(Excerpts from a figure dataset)
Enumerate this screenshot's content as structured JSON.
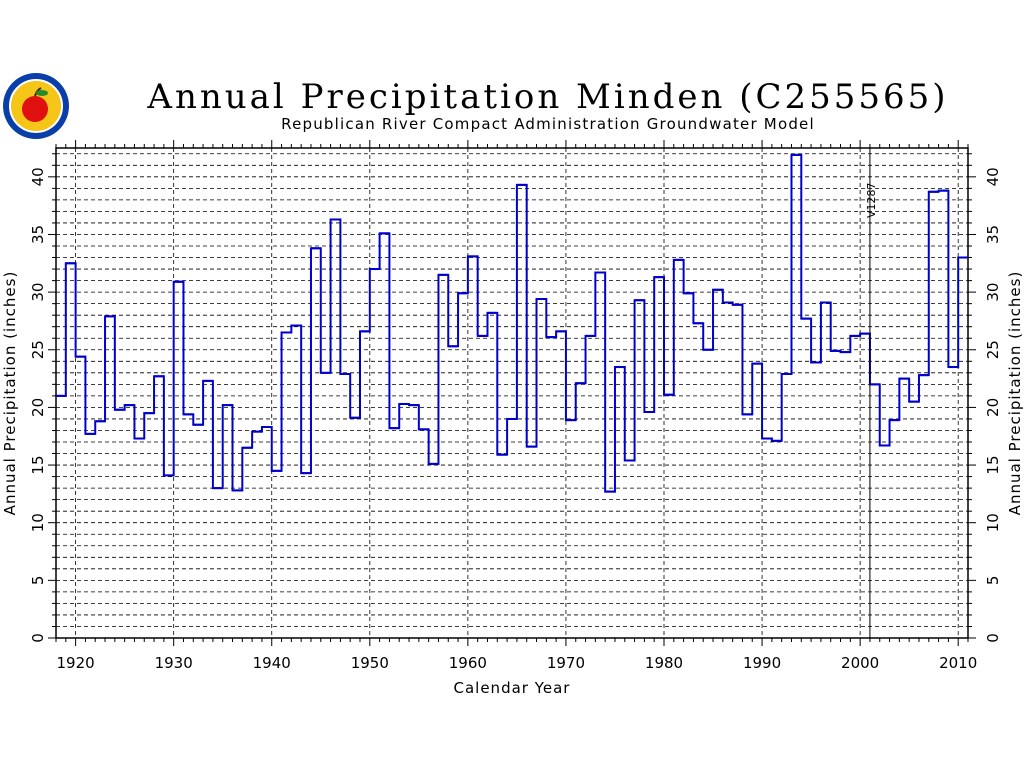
{
  "colors": {
    "series": "#0000cc",
    "axis": "#000000",
    "grid": "#000000",
    "background": "#ffffff",
    "logo_ring": "#0a3fa8",
    "logo_inner": "#f5c518",
    "logo_apple": "#e01010"
  },
  "logo": {
    "icon": "apple-seal-icon"
  },
  "chart_data": {
    "type": "step-line",
    "title": "Annual Precipitation Minden (C255565)",
    "subtitle": "Republican River Compact Administration Groundwater Model",
    "xlabel": "Calendar Year",
    "ylabel_left": "Annual Precipitation (inches)",
    "ylabel_right": "Annual Precipitation (inches)",
    "xlim": [
      1918,
      2011
    ],
    "ylim": [
      0,
      42.5
    ],
    "x_ticks": [
      1920,
      1930,
      1940,
      1950,
      1960,
      1970,
      1980,
      1990,
      2000,
      2010
    ],
    "x_tick_labels": [
      "1920",
      "1930",
      "1940",
      "1950",
      "1960",
      "1970",
      "1980",
      "1990",
      "2000",
      "2010"
    ],
    "y_ticks": [
      0,
      5,
      10,
      15,
      20,
      25,
      30,
      35,
      40
    ],
    "y_tick_labels": [
      "0",
      "5",
      "10",
      "15",
      "20",
      "25",
      "30",
      "35",
      "40"
    ],
    "grid": {
      "horizontal_step": 1,
      "vertical_dashed": true
    },
    "annotation": {
      "text": "V1287",
      "x": 2001
    },
    "series": [
      {
        "years": [
          1918,
          1919,
          1920,
          1921,
          1922,
          1923,
          1924,
          1925,
          1926,
          1927,
          1928,
          1929,
          1930,
          1931,
          1932,
          1933,
          1934,
          1935,
          1936,
          1937,
          1938,
          1939,
          1940,
          1941,
          1942,
          1943,
          1944,
          1945,
          1946,
          1947,
          1948,
          1949,
          1950,
          1951,
          1952,
          1953,
          1954,
          1955,
          1956,
          1957,
          1958,
          1959,
          1960,
          1961,
          1962,
          1963,
          1964,
          1965,
          1966,
          1967,
          1968,
          1969,
          1970,
          1971,
          1972,
          1973,
          1974,
          1975,
          1976,
          1977,
          1978,
          1979,
          1980,
          1981,
          1982,
          1983,
          1984,
          1985,
          1986,
          1987,
          1988,
          1989,
          1990,
          1991,
          1992,
          1993,
          1994,
          1995,
          1996,
          1997,
          1998,
          1999,
          2000,
          2001,
          2002,
          2003,
          2004,
          2005,
          2006,
          2007,
          2008,
          2009,
          2010
        ],
        "values": [
          21.0,
          32.5,
          24.4,
          17.7,
          18.8,
          27.9,
          19.8,
          20.2,
          17.3,
          19.5,
          22.7,
          14.1,
          30.9,
          19.4,
          18.5,
          22.3,
          13.0,
          20.2,
          12.8,
          16.5,
          17.9,
          18.3,
          14.5,
          26.5,
          27.1,
          14.3,
          33.8,
          23.0,
          36.3,
          22.9,
          19.1,
          26.6,
          32.0,
          35.1,
          18.2,
          20.3,
          20.2,
          18.1,
          15.1,
          31.5,
          25.3,
          29.9,
          33.1,
          26.2,
          28.2,
          15.9,
          19.0,
          39.3,
          16.6,
          29.4,
          26.1,
          26.6,
          18.9,
          22.1,
          26.2,
          31.7,
          12.7,
          23.5,
          15.4,
          29.3,
          19.6,
          31.3,
          21.1,
          32.8,
          29.9,
          27.3,
          25.0,
          30.2,
          29.1,
          28.9,
          19.4,
          23.8,
          17.3,
          17.1,
          22.9,
          41.9,
          27.7,
          23.9,
          29.1,
          24.9,
          24.8,
          26.2,
          26.4,
          22.0,
          16.7,
          18.9,
          22.5,
          20.5,
          22.8,
          38.7,
          38.8,
          23.5,
          33.0
        ]
      }
    ]
  }
}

**Problem statement**
Omit the pictures, then quote the rest of the material above exactly.

**Exercise answer**
Enumerate this screenshot's content as structured JSON.
{
  "colors": {
    "series": "#0000cc",
    "axis": "#000000",
    "grid": "#000000",
    "background": "#ffffff",
    "logo_ring": "#0a3fa8",
    "logo_inner": "#f5c518",
    "logo_apple": "#e01010"
  },
  "logo": {
    "icon": "apple-seal-icon"
  },
  "chart_data": {
    "type": "step-line",
    "title": "Annual Precipitation Minden (C255565)",
    "subtitle": "Republican River Compact Administration Groundwater Model",
    "xlabel": "Calendar Year",
    "ylabel_left": "Annual Precipitation (inches)",
    "ylabel_right": "Annual Precipitation (inches)",
    "xlim": [
      1918,
      2011
    ],
    "ylim": [
      0,
      42.5
    ],
    "x_ticks": [
      1920,
      1930,
      1940,
      1950,
      1960,
      1970,
      1980,
      1990,
      2000,
      2010
    ],
    "x_tick_labels": [
      "1920",
      "1930",
      "1940",
      "1950",
      "1960",
      "1970",
      "1980",
      "1990",
      "2000",
      "2010"
    ],
    "y_ticks": [
      0,
      5,
      10,
      15,
      20,
      25,
      30,
      35,
      40
    ],
    "y_tick_labels": [
      "0",
      "5",
      "10",
      "15",
      "20",
      "25",
      "30",
      "35",
      "40"
    ],
    "grid": {
      "horizontal_step": 1,
      "vertical_dashed": true
    },
    "annotation": {
      "text": "V1287",
      "x": 2001
    },
    "series": [
      {
        "years": [
          1918,
          1919,
          1920,
          1921,
          1922,
          1923,
          1924,
          1925,
          1926,
          1927,
          1928,
          1929,
          1930,
          1931,
          1932,
          1933,
          1934,
          1935,
          1936,
          1937,
          1938,
          1939,
          1940,
          1941,
          1942,
          1943,
          1944,
          1945,
          1946,
          1947,
          1948,
          1949,
          1950,
          1951,
          1952,
          1953,
          1954,
          1955,
          1956,
          1957,
          1958,
          1959,
          1960,
          1961,
          1962,
          1963,
          1964,
          1965,
          1966,
          1967,
          1968,
          1969,
          1970,
          1971,
          1972,
          1973,
          1974,
          1975,
          1976,
          1977,
          1978,
          1979,
          1980,
          1981,
          1982,
          1983,
          1984,
          1985,
          1986,
          1987,
          1988,
          1989,
          1990,
          1991,
          1992,
          1993,
          1994,
          1995,
          1996,
          1997,
          1998,
          1999,
          2000,
          2001,
          2002,
          2003,
          2004,
          2005,
          2006,
          2007,
          2008,
          2009,
          2010
        ],
        "values": [
          21.0,
          32.5,
          24.4,
          17.7,
          18.8,
          27.9,
          19.8,
          20.2,
          17.3,
          19.5,
          22.7,
          14.1,
          30.9,
          19.4,
          18.5,
          22.3,
          13.0,
          20.2,
          12.8,
          16.5,
          17.9,
          18.3,
          14.5,
          26.5,
          27.1,
          14.3,
          33.8,
          23.0,
          36.3,
          22.9,
          19.1,
          26.6,
          32.0,
          35.1,
          18.2,
          20.3,
          20.2,
          18.1,
          15.1,
          31.5,
          25.3,
          29.9,
          33.1,
          26.2,
          28.2,
          15.9,
          19.0,
          39.3,
          16.6,
          29.4,
          26.1,
          26.6,
          18.9,
          22.1,
          26.2,
          31.7,
          12.7,
          23.5,
          15.4,
          29.3,
          19.6,
          31.3,
          21.1,
          32.8,
          29.9,
          27.3,
          25.0,
          30.2,
          29.1,
          28.9,
          19.4,
          23.8,
          17.3,
          17.1,
          22.9,
          41.9,
          27.7,
          23.9,
          29.1,
          24.9,
          24.8,
          26.2,
          26.4,
          22.0,
          16.7,
          18.9,
          22.5,
          20.5,
          22.8,
          38.7,
          38.8,
          23.5,
          33.0
        ]
      }
    ]
  }
}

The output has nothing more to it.